[begin RECORDS FOR THIS TASK]

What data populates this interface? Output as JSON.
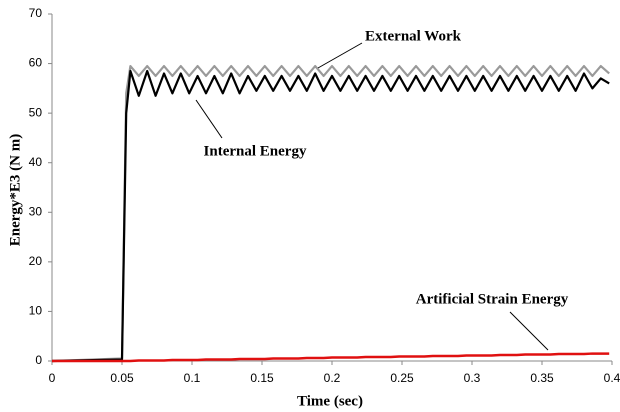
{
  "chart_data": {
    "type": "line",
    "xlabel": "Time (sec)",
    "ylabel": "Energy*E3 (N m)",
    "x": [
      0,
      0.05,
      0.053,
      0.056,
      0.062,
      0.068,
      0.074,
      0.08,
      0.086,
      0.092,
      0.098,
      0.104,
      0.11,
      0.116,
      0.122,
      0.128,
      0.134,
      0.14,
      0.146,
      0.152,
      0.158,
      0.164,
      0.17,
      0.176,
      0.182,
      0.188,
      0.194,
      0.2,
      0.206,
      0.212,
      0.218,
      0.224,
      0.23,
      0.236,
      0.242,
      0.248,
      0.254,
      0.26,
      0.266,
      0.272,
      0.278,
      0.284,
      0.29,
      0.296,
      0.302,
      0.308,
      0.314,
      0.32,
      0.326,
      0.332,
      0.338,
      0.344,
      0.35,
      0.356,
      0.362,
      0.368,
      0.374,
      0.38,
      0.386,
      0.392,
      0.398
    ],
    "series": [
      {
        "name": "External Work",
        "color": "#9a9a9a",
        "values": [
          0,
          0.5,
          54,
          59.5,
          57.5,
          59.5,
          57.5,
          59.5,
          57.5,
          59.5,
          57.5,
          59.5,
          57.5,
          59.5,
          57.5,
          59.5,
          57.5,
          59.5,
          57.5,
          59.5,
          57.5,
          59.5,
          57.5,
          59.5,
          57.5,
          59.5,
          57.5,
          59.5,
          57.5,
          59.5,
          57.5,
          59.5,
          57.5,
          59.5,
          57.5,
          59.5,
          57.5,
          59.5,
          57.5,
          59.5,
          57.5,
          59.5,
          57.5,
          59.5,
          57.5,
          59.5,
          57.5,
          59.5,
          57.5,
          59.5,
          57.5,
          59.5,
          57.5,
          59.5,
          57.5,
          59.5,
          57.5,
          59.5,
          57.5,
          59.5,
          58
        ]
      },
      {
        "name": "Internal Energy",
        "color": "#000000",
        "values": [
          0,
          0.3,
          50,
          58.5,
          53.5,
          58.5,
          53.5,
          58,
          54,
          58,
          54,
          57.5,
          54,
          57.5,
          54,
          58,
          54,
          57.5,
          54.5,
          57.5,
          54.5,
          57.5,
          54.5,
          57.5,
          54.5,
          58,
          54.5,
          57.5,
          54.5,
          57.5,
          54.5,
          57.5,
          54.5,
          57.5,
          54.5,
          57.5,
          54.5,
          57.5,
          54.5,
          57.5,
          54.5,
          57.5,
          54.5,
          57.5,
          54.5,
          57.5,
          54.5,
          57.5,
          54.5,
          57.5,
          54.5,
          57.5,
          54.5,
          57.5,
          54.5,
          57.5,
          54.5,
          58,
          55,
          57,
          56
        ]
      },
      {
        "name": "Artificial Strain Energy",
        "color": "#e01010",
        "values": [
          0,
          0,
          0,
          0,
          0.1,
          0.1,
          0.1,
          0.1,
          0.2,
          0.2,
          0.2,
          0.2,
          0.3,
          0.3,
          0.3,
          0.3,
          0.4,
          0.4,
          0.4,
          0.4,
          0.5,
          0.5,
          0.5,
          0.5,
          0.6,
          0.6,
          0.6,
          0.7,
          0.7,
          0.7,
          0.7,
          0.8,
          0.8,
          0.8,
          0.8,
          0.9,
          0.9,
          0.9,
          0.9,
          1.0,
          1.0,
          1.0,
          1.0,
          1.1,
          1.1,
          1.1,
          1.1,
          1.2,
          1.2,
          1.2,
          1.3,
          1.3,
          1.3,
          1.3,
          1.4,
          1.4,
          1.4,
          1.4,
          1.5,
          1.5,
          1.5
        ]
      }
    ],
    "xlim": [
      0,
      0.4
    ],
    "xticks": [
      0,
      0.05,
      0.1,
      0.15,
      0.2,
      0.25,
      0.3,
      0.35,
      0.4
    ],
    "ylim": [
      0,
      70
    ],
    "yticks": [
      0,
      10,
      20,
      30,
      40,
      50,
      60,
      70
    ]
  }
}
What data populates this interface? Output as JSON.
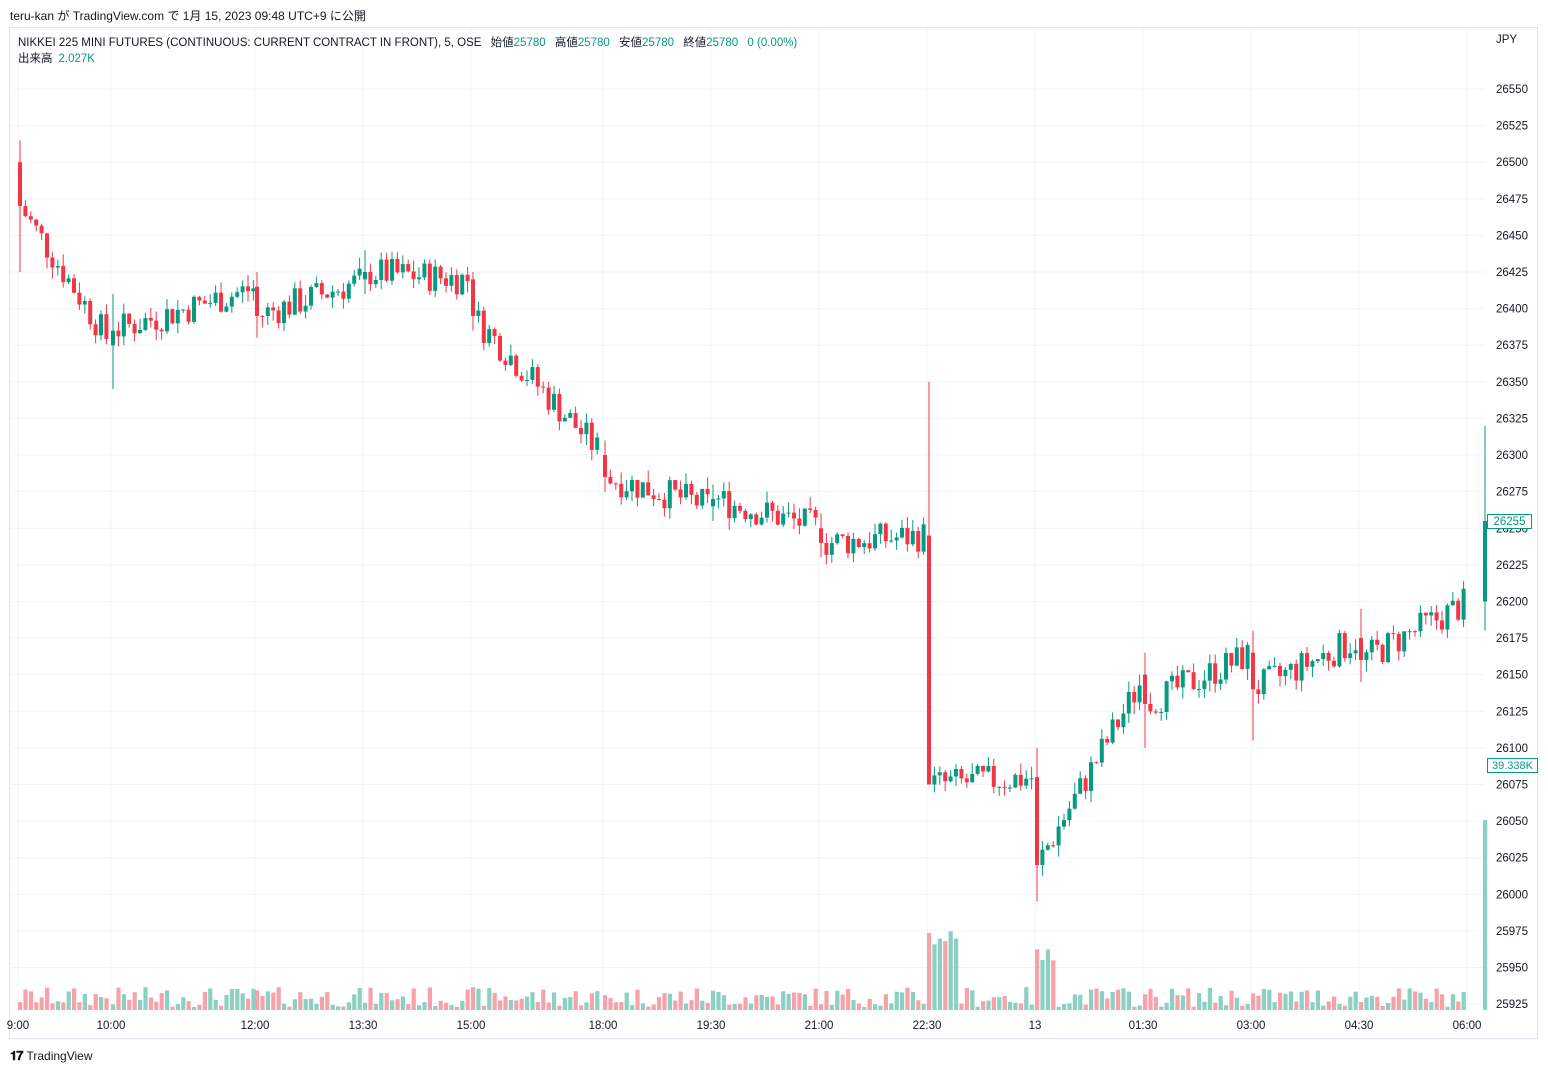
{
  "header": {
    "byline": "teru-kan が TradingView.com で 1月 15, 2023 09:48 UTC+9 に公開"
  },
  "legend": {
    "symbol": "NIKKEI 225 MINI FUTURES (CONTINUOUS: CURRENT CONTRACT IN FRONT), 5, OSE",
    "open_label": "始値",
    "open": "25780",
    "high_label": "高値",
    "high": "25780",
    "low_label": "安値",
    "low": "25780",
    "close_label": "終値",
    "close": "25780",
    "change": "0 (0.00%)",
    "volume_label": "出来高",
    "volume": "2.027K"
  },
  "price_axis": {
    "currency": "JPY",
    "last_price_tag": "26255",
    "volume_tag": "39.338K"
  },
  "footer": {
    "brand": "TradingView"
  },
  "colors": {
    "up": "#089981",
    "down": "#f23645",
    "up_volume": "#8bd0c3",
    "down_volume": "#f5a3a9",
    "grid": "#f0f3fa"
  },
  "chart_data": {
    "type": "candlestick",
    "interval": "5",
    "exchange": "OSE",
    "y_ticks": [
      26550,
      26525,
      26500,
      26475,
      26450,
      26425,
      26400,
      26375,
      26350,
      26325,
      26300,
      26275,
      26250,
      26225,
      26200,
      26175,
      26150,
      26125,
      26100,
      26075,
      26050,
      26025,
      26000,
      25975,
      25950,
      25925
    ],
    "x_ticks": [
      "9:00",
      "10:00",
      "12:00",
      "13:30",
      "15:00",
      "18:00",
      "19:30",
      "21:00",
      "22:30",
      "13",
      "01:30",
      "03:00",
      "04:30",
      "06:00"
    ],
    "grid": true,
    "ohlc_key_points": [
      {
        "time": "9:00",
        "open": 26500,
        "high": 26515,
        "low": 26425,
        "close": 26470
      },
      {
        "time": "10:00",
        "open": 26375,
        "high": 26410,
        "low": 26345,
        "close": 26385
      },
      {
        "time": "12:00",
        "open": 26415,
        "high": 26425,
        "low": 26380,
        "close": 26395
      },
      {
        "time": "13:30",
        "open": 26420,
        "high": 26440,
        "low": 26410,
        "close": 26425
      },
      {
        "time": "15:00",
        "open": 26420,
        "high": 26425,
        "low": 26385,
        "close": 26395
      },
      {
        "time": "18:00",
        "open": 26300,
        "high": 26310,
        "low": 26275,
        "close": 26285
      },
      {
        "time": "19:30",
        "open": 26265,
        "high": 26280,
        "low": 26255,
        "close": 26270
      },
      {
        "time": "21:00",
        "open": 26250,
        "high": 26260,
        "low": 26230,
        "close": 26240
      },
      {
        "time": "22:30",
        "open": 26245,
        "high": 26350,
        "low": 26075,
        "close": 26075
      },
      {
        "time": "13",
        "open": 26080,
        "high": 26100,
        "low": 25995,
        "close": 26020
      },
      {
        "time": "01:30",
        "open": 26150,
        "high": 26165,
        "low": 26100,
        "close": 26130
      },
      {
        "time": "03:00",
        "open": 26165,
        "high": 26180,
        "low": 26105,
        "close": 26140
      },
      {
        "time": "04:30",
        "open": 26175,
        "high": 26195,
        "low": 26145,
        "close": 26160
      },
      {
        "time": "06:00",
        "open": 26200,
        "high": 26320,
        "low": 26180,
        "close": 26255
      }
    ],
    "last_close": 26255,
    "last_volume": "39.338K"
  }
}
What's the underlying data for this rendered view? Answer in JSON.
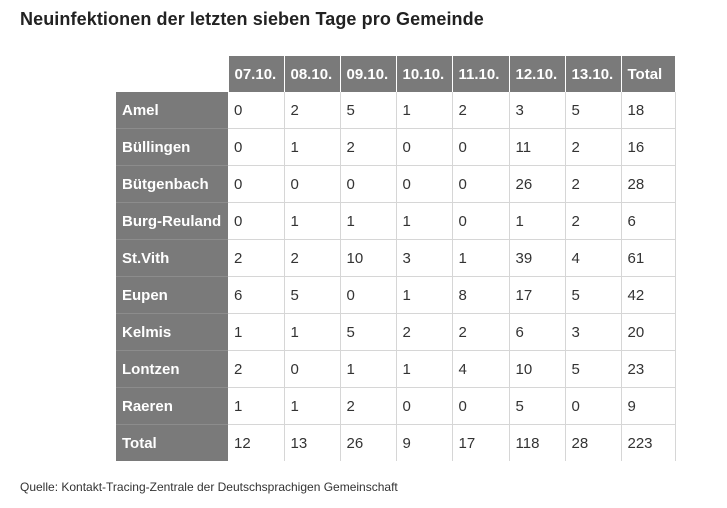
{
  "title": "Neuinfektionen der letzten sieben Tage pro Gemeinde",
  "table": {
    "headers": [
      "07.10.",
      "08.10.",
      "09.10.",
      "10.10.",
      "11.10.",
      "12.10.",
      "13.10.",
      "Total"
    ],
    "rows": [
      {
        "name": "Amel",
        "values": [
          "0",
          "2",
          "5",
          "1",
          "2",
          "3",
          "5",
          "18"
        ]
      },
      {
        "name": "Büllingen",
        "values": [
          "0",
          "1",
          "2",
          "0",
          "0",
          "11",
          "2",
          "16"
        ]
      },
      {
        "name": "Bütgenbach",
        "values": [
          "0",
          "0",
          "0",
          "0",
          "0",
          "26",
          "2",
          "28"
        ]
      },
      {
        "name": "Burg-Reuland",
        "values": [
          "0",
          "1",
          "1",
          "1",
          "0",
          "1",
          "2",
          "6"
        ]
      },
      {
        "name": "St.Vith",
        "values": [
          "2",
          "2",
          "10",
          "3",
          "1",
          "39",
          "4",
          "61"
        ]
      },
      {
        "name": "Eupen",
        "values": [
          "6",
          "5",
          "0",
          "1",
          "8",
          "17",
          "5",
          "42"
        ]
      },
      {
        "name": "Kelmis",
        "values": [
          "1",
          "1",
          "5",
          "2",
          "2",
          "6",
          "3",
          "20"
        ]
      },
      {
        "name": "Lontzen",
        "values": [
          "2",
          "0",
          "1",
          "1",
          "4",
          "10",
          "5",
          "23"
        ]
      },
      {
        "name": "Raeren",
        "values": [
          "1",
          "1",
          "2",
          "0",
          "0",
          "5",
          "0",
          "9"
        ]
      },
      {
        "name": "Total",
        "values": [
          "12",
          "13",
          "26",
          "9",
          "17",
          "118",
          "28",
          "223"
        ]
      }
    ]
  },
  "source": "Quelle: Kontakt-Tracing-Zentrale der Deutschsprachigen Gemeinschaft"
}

[end RECORDS FOR THIS TASK]

== EXERCISE BRIEF ==
Scan the material above and determine how many lines include the word "Energy"; report only the number.

== EXPECTED OUTPUT ==
3